Data entries:
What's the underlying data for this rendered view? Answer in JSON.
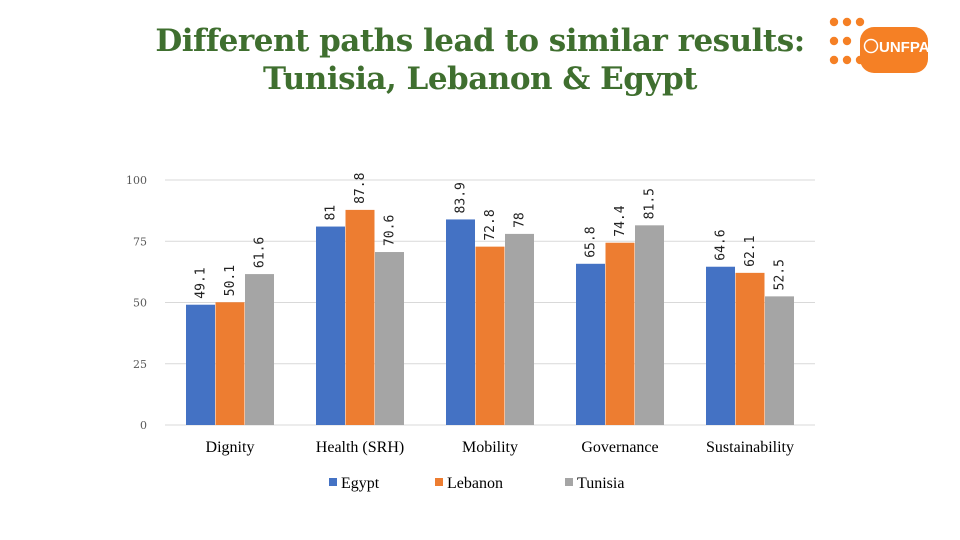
{
  "header": {
    "title_line1": "Different paths lead to similar results:",
    "title_line2": "Tunisia, Lebanon & Egypt"
  },
  "logo": {
    "text": "UNFPA",
    "color": "#f58025"
  },
  "colors": {
    "series": [
      "#4472c4",
      "#ed7d31",
      "#a5a5a5"
    ],
    "gridline": "#d9d9d9",
    "title": "#3f6f2f"
  },
  "chart_data": {
    "type": "bar",
    "categories": [
      "Dignity",
      "Health (SRH)",
      "Mobility",
      "Governance",
      "Sustainability"
    ],
    "series": [
      {
        "name": "Egypt",
        "values": [
          49.1,
          81,
          83.9,
          65.8,
          64.6
        ]
      },
      {
        "name": "Lebanon",
        "values": [
          50.1,
          87.8,
          72.8,
          74.4,
          62.1
        ]
      },
      {
        "name": "Tunisia",
        "values": [
          61.6,
          70.6,
          78,
          81.5,
          52.5
        ]
      }
    ],
    "y_ticks": [
      0,
      25,
      50,
      75,
      100
    ],
    "ylim": [
      0,
      100
    ],
    "grid": true,
    "legend_position": "bottom"
  }
}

- Your instructions
Images in the records should not be copied. Repeat all the rest exactly.

- Answer for the task
What's the underlying data for this rendered view? Answer in JSON.
{
  "header": {
    "title_line1": "Different paths lead to similar results:",
    "title_line2": "Tunisia, Lebanon & Egypt"
  },
  "logo": {
    "text": "UNFPA",
    "color": "#f58025"
  },
  "colors": {
    "series": [
      "#4472c4",
      "#ed7d31",
      "#a5a5a5"
    ],
    "gridline": "#d9d9d9",
    "title": "#3f6f2f"
  },
  "chart_data": {
    "type": "bar",
    "categories": [
      "Dignity",
      "Health (SRH)",
      "Mobility",
      "Governance",
      "Sustainability"
    ],
    "series": [
      {
        "name": "Egypt",
        "values": [
          49.1,
          81,
          83.9,
          65.8,
          64.6
        ]
      },
      {
        "name": "Lebanon",
        "values": [
          50.1,
          87.8,
          72.8,
          74.4,
          62.1
        ]
      },
      {
        "name": "Tunisia",
        "values": [
          61.6,
          70.6,
          78,
          81.5,
          52.5
        ]
      }
    ],
    "y_ticks": [
      0,
      25,
      50,
      75,
      100
    ],
    "ylim": [
      0,
      100
    ],
    "grid": true,
    "legend_position": "bottom"
  }
}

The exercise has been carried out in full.